**What is asked:**
Would you write out the entries below, every one of them, exactly?
====== Input data ======
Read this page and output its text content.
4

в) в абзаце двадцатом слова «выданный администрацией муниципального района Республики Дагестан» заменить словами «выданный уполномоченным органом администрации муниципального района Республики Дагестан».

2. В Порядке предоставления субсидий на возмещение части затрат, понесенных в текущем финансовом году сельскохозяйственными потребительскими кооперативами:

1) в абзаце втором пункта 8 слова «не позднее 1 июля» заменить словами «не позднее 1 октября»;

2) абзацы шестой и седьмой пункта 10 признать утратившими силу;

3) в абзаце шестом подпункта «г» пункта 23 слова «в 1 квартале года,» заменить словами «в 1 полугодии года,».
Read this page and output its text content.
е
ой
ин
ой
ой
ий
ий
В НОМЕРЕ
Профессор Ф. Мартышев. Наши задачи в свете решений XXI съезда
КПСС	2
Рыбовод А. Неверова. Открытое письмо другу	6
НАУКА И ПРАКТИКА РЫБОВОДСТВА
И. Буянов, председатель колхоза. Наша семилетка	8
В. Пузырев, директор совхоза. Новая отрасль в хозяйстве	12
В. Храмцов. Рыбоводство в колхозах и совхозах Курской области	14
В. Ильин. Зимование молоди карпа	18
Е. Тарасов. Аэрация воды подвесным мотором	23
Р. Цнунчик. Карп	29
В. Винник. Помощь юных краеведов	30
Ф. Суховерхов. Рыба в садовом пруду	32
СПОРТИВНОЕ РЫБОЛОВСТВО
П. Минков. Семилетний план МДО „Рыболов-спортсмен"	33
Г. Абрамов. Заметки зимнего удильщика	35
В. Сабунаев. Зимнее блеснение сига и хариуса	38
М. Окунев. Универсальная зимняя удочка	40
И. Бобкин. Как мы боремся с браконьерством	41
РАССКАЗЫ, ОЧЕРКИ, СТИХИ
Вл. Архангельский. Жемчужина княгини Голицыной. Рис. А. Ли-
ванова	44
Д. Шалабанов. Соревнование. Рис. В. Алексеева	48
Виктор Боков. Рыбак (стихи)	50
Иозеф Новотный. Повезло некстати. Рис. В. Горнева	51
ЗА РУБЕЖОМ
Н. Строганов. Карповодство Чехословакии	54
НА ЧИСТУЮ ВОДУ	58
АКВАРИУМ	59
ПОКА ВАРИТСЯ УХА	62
======
**Response:**
Read this page and output its text content.
4

в) в абзаце двадцатом слова «выданный администрацией муниципального района Республики Дагестан» заменить словами «выданный уполномоченным органом администрации муниципального района Республики Дагестан».

2. В Порядке предоставления субсидий на возмещение части затрат, понесенных в текущем финансовом году сельскохозяйственными потребительскими кооперативами:

1) в абзаце втором пункта 8 слова «не позднее 1 июля» заменить словами «не позднее 1 октября»;

2) абзацы шестой и седьмой пункта 10 признать утратившими силу;

3) в абзаце шестом подпункта «г» пункта 23 слова «в 1 квартале года,» заменить словами «в 1 полугодии года,».
Read this page and output its text content.
е
ой
ин
ой
ой
ий
ий
В НОМЕРЕ
Профессор Ф. Мартышев. Наши задачи в свете решений XXI съезда
КПСС	2
Рыбовод А. Неверова. Открытое письмо другу	6
НАУКА И ПРАКТИКА РЫБОВОДСТВА
И. Буянов, председатель колхоза. Наша семилетка	8
В. Пузырев, директор совхоза. Новая отрасль в хозяйстве	12
В. Храмцов. Рыбоводство в колхозах и совхозах Курской области	14
В. Ильин. Зимование молоди карпа	18
Е. Тарасов. Аэрация воды подвесным мотором	23
Р. Цнунчик. Карп	29
В. Винник. Помощь юных краеведов	30
Ф. Суховерхов. Рыба в садовом пруду	32
СПОРТИВНОЕ РЫБОЛОВСТВО
П. Минков. Семилетний план МДО „Рыболов-спортсмен"	33
Г. Абрамов. Заметки зимнего удильщика	35
В. Сабунаев. Зимнее блеснение сига и хариуса	38
М. Окунев. Универсальная зимняя удочка	40
И. Бобкин. Как мы боремся с браконьерством	41
РАССКАЗЫ, ОЧЕРКИ, СТИХИ
Вл. Архангельский. Жемчужина княгини Голицыной. Рис. А. Ли-
ванова	44
Д. Шалабанов. Соревнование. Рис. В. Алексеева	48
Виктор Боков. Рыбак (стихи)	50
Иозеф Новотный. Повезло некстати. Рис. В. Горнева	51
ЗА РУБЕЖОМ
Н. Строганов. Карповодство Чехословакии	54
НА ЧИСТУЮ ВОДУ	58
АКВАРИУМ	59
ПОКА ВАРИТСЯ УХА	62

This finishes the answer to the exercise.